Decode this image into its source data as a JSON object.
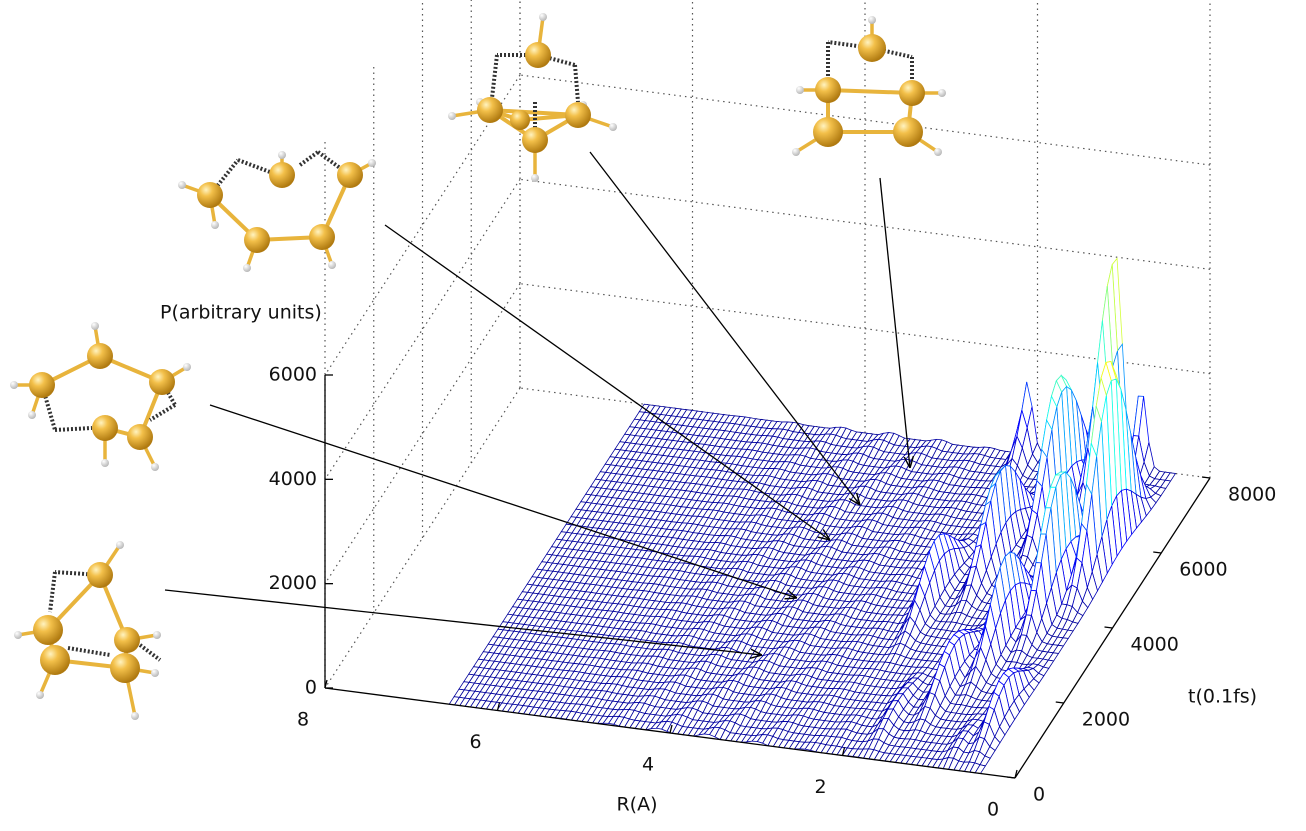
{
  "chart_data": {
    "type": "surface",
    "x_label": "R(A)",
    "y_label": "t(0.1fs)",
    "z_label": "P(arbitrary units)",
    "xlim": [
      0,
      8
    ],
    "xticks": [
      0,
      2,
      4,
      6,
      8
    ],
    "ylim": [
      0,
      8000
    ],
    "yticks": [
      0,
      2000,
      4000,
      6000,
      8000
    ],
    "zlim": [
      0,
      6000
    ],
    "zticks": [
      0,
      2000,
      4000,
      6000
    ]
  }
}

▬▬▬

## Given instruction
Go through the listing above and write it all out exactly, leaving out any picture.

## Written answer
Decode this image into its source data as a JSON object.
{
  "chart_data": {
    "type": "surface",
    "x_label": "R(A)",
    "y_label": "t(0.1fs)",
    "z_label": "P(arbitrary units)",
    "xlim": [
      0,
      8
    ],
    "xticks": [
      0,
      2,
      4,
      6,
      8
    ],
    "ylim": [
      0,
      8000
    ],
    "yticks": [
      0,
      2000,
      4000,
      6000,
      8000
    ],
    "zlim": [
      0,
      6000
    ],
    "zticks": [
      0,
      2000,
      4000,
      6000
    ]
  }
}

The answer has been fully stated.